- **Material for this exercise**:
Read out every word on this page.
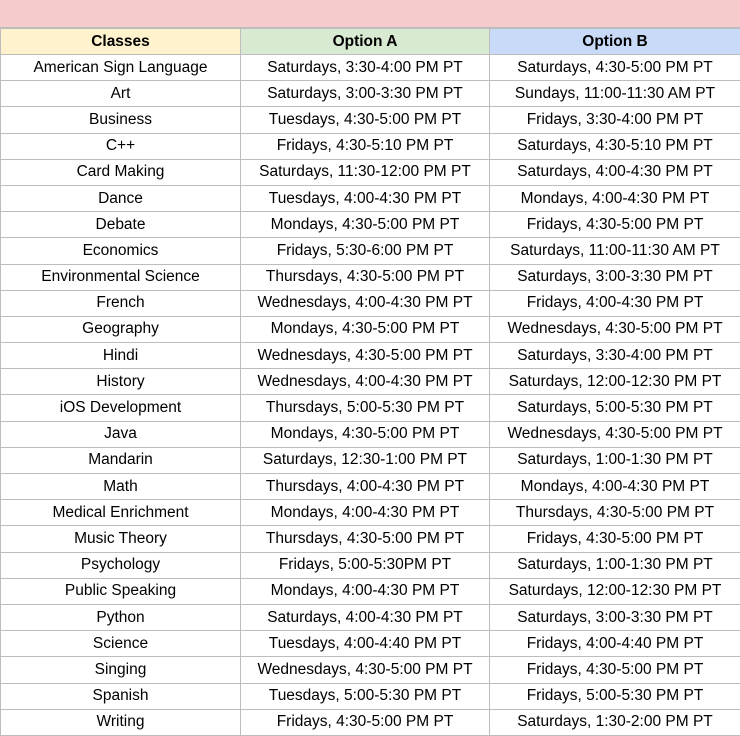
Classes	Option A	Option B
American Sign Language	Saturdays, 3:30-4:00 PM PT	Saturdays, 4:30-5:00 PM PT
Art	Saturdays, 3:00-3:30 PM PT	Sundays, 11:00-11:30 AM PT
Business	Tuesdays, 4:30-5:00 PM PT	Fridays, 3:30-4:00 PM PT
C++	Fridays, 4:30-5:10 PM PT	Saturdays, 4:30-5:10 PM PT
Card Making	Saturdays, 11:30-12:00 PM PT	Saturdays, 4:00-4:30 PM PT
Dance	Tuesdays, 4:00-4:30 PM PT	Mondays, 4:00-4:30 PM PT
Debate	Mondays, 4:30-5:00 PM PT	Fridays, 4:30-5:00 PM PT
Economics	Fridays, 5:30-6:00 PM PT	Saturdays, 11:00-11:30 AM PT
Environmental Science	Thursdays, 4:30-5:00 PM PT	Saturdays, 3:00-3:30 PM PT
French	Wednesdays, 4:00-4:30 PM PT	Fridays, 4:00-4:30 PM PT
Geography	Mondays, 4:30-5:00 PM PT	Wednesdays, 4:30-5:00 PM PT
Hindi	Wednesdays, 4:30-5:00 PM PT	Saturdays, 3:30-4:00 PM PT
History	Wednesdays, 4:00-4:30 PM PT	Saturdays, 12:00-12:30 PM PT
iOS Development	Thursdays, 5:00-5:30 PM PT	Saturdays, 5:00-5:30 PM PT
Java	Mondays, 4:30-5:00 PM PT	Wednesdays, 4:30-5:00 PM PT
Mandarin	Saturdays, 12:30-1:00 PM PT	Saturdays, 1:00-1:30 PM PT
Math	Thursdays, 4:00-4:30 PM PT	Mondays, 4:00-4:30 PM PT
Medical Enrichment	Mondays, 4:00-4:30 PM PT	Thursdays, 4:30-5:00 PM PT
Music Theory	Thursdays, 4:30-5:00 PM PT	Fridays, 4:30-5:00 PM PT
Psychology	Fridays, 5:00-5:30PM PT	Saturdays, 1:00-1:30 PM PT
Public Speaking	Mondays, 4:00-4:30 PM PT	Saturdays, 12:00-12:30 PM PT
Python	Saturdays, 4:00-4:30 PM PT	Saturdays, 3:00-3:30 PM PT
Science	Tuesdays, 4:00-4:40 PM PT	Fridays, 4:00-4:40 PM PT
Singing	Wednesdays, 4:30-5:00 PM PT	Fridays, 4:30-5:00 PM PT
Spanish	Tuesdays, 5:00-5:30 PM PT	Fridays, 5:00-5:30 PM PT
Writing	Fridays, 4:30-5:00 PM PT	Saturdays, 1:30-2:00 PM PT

- **Given request**:
Search the data above for lines holding "Thursdays" and copy each of them.

- **Correct result**:
Environmental Science	Thursdays, 4:30-5:00 PM PT	Saturdays, 3:00-3:30 PM PT
iOS Development	Thursdays, 5:00-5:30 PM PT	Saturdays, 5:00-5:30 PM PT
Math	Thursdays, 4:00-4:30 PM PT	Mondays, 4:00-4:30 PM PT
Medical Enrichment	Mondays, 4:00-4:30 PM PT	Thursdays, 4:30-5:00 PM PT
Music Theory	Thursdays, 4:30-5:00 PM PT	Fridays, 4:30-5:00 PM PT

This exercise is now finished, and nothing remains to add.